PROBLEM: Count up the lines in the following listing that hold the word "Keskusteltiin", then give only that count.

SUPPLIED RECORDS:
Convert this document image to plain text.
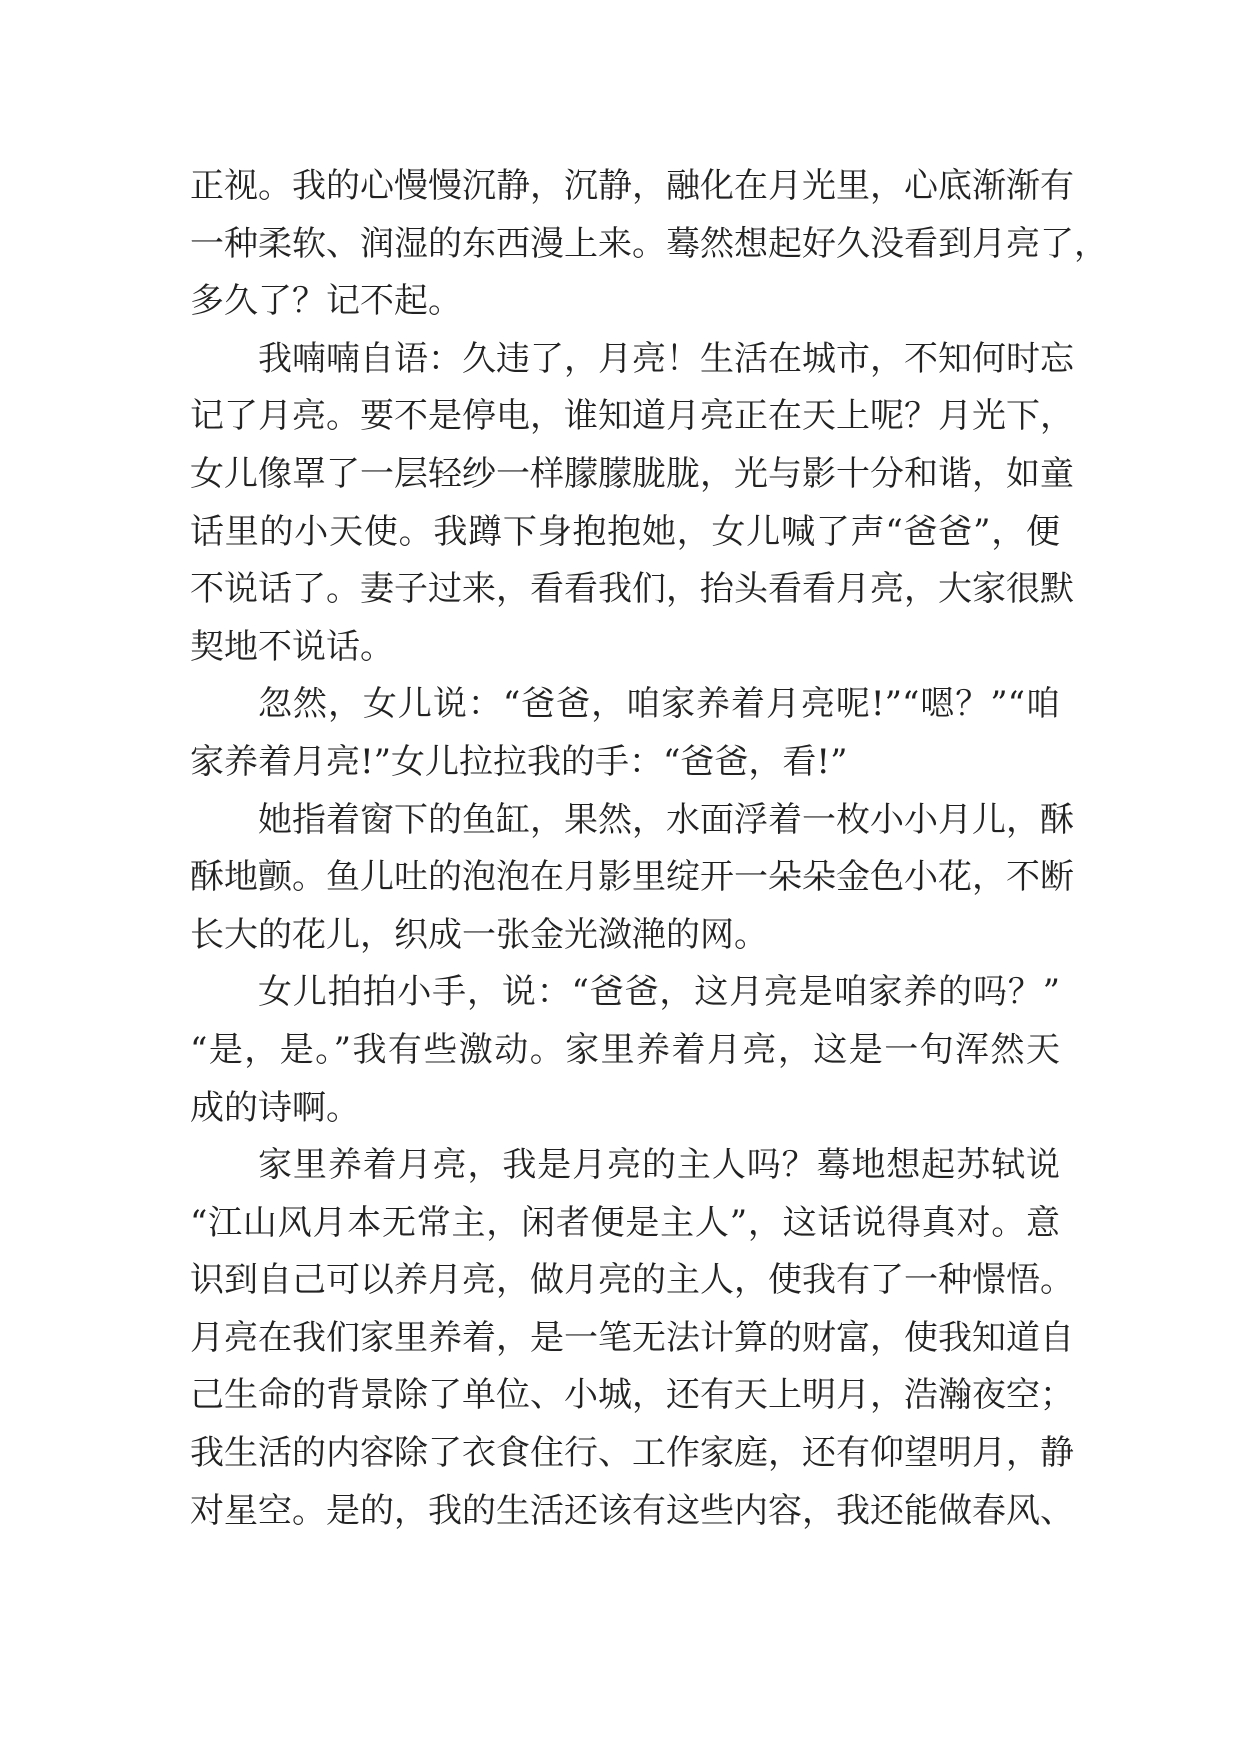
正视。我的心慢慢沉静，沉静，融化在月光里，心底渐渐有
一种柔软、润湿的东西漫上来。蓦然想起好久没看到月亮了，
多久了？记不起。
我喃喃自语：久违了，月亮！生活在城市，不知何时忘
记了月亮。要不是停电，谁知道月亮正在天上呢？月光下，
女儿像罩了一层轻纱一样朦朦胧胧，光与影十分和谐，如童
话里的小天使。我蹲下身抱抱她，女儿喊了声“爸爸”，便
不说话了。妻子过来，看看我们，抬头看看月亮，大家很默
契地不说话。
忽然，女儿说：“爸爸，咱家养着月亮呢!”“嗯？”“咱
家养着月亮!”女儿拉拉我的手：“爸爸，看!”
她指着窗下的鱼缸，果然，水面浮着一枚小小月儿，酥
酥地颤。鱼儿吐的泡泡在月影里绽开一朵朵金色小花，不断
长大的花儿，织成一张金光潋滟的网。
女儿拍拍小手，说：“爸爸，这月亮是咱家养的吗？”
“是，是。”我有些激动。家里养着月亮，这是一句浑然天
成的诗啊。
家里养着月亮，我是月亮的主人吗？蓦地想起苏轼说
“江山风月本无常主，闲者便是主人”，这话说得真对。意
识到自己可以养月亮，做月亮的主人，使我有了一种憬悟。
月亮在我们家里养着，是一笔无法计算的财富，使我知道自
己生命的背景除了单位、小城，还有天上明月，浩瀚夜空；
我生活的内容除了衣食住行、工作家庭，还有仰望明月，静
对星空。是的，我的生活还该有这些内容，我还能做春风、
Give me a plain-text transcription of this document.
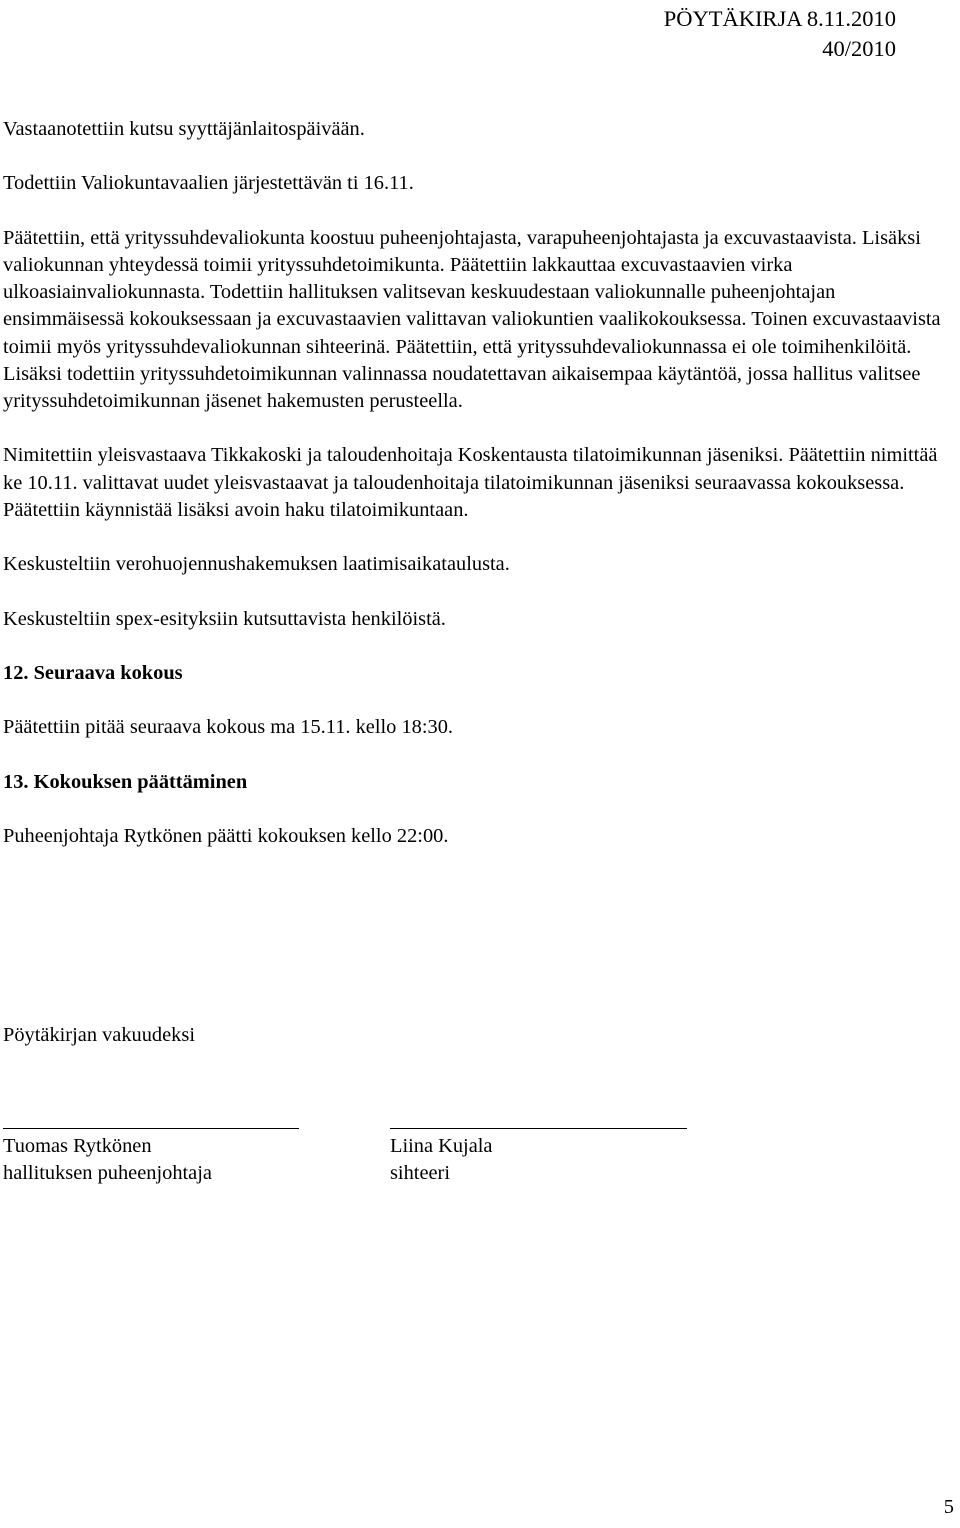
PÖYTÄKIRJA 8.11.2010
40/2010

Vastaanotettiin kutsu syyttäjänlaitospäivään.

Todettiin Valiokuntavaalien järjestettävän ti 16.11.

Päätettiin, että yrityssuhdevaliokunta koostuu puheenjohtajasta, varapuheenjohtajasta ja excuvastaavista. Lisäksi valiokunnan yhteydessä toimii yrityssuhdetoimikunta. Päätettiin lakkauttaa excuvastaavien virka ulkoasiainvaliokunnasta. Todettiin hallituksen valitsevan keskuudestaan valiokunnalle puheenjohtajan ensimmäisessä kokouksessaan ja excuvastaavien valittavan valiokuntien vaalikokouksessa. Toinen excuvastaavista toimii myös yrityssuhdevaliokunnan sihteerinä. Päätettiin, että yrityssuhdevaliokunnassa ei ole toimihenkilöitä. Lisäksi todettiin yrityssuhdetoimikunnan valinnassa noudatettavan aikaisempaa käytäntöä, jossa hallitus valitsee yrityssuhdetoimikunnan jäsenet hakemusten perusteella.

Nimitettiin yleisvastaava Tikkakoski ja taloudenhoitaja Koskentausta tilatoimikunnan jäseniksi. Päätettiin nimittää ke 10.11. valittavat uudet yleisvastaavat ja taloudenhoitaja tilatoimikunnan jäseniksi seuraavassa kokouksessa. Päätettiin käynnistää lisäksi avoin haku tilatoimikuntaan.

Keskusteltiin verohuojennushakemuksen laatimisaikataulusta.

Keskusteltiin spex-esityksiin kutsuttavista henkilöistä.

12. Seuraava kokous

Päätettiin pitää seuraava kokous ma 15.11. kello 18:30.

13. Kokouksen päättäminen

Puheenjohtaja Rytkönen päätti kokouksen kello 22:00.

Pöytäkirjan vakuudeksi
Tuomas Rytkönen
hallituksen puheenjohtaja
Liina Kujala
sihteeri
5
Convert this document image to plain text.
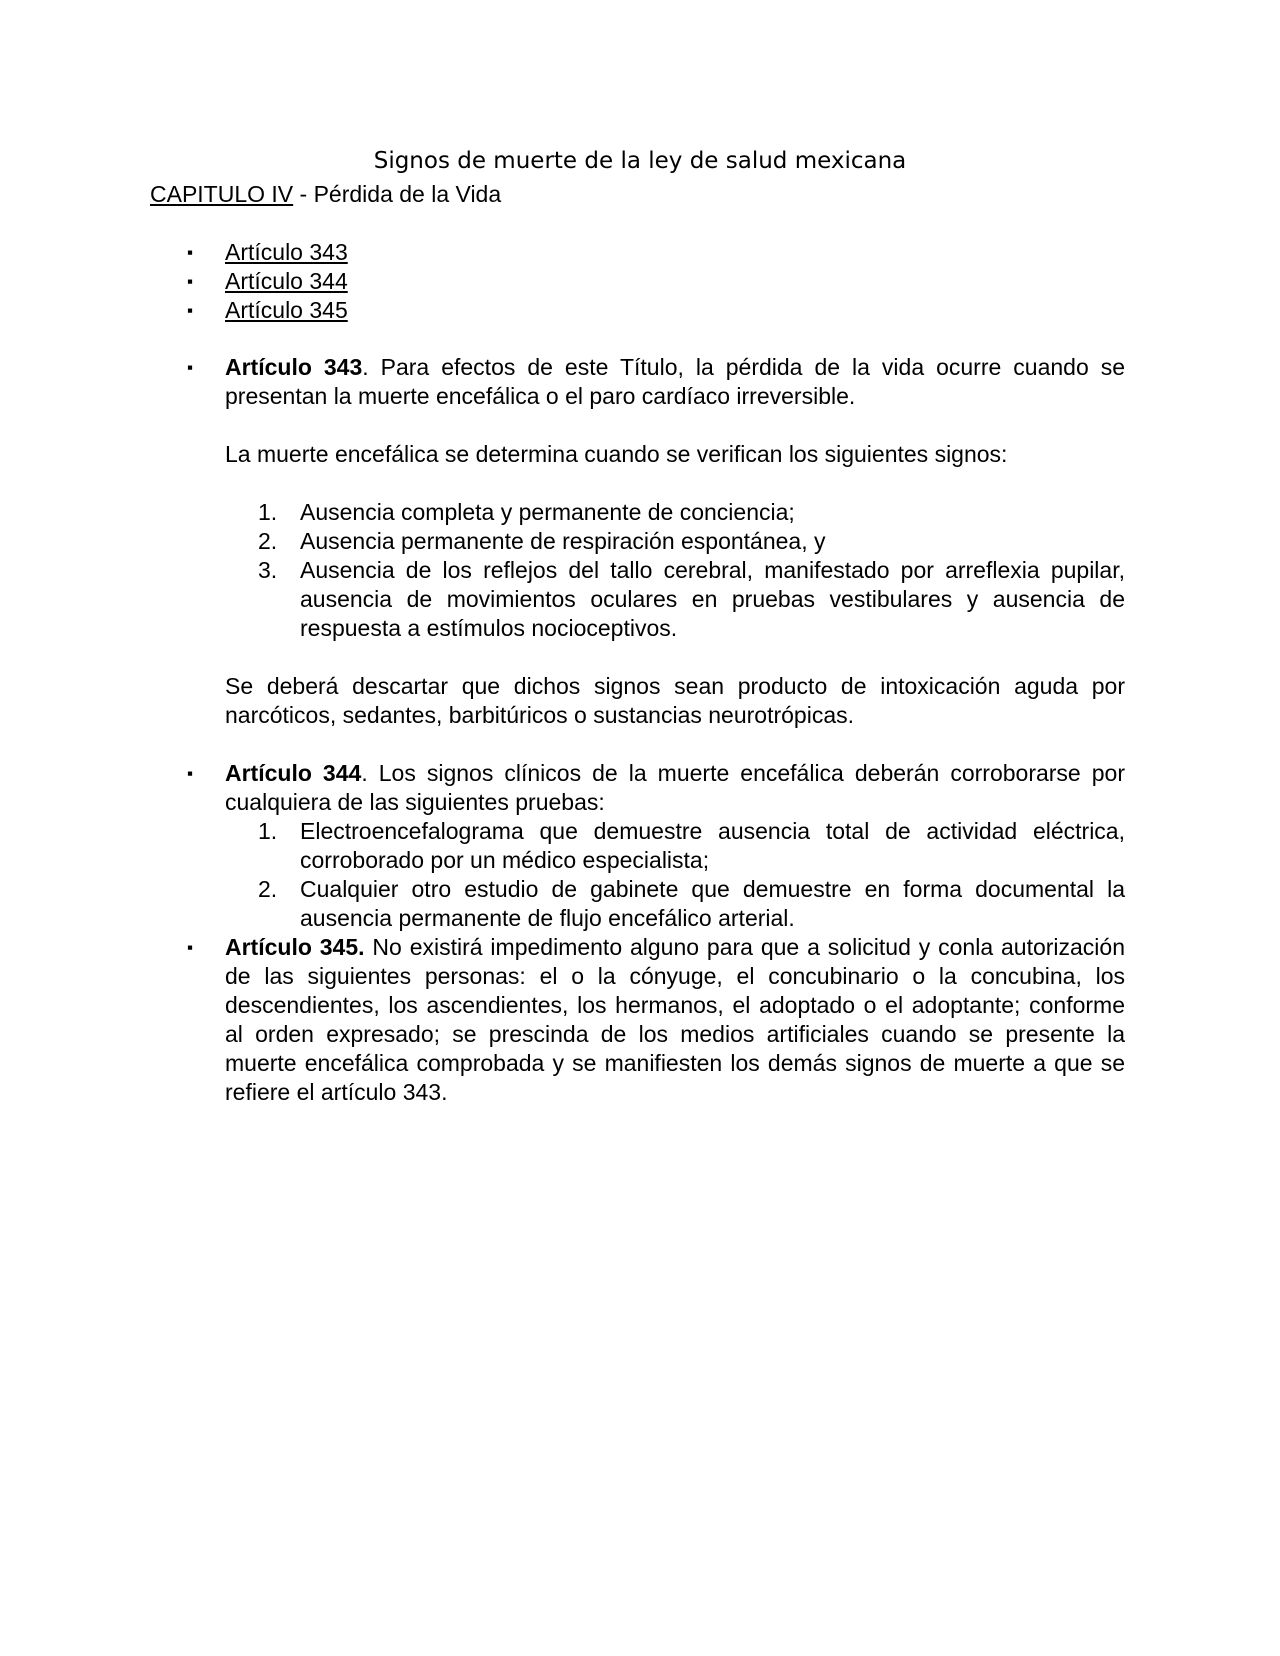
Signos de muerte de la ley de salud mexicana
CAPITULO IV - Pérdida de la Vida
▪ Artículo 343
▪ Artículo 344
▪ Artículo 345
▪ Artículo 343. Para efectos de este Título, la pérdida de la vida ocurre cuando se presentan la muerte encefálica o el paro cardíaco irreversible.
La muerte encefálica se determina cuando se verifican los siguientes signos:
1. Ausencia completa y permanente de conciencia;
2. Ausencia permanente de respiración espontánea, y
3. Ausencia de los reflejos del tallo cerebral, manifestado por arreflexia pupilar, ausencia de movimientos oculares en pruebas vestibulares y ausencia de respuesta a estímulos nocioceptivos.
Se deberá descartar que dichos signos sean producto de intoxicación aguda por narcóticos, sedantes, barbitúricos o sustancias neurotrópicas.
▪ Artículo 344. Los signos clínicos de la muerte encefálica deberán corroborarse por cualquiera de las siguientes pruebas:
1. Electroencefalograma que demuestre ausencia total de actividad eléctrica, corroborado por un médico especialista;
2. Cualquier otro estudio de gabinete que demuestre en forma documental la ausencia permanente de flujo encefálico arterial.
▪ Artículo 345. No existirá impedimento alguno para que a solicitud y conla autorización de las siguientes personas: el o la cónyuge, el concubinario o la concubina, los descendientes, los ascendientes, los hermanos, el adoptado o el adoptante; conforme al orden expresado; se prescinda de los medios artificiales cuando se presente la muerte encefálica comprobada y se manifiesten los demás signos de muerte a que se refiere el artículo 343.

CORRECT ANSWER: 2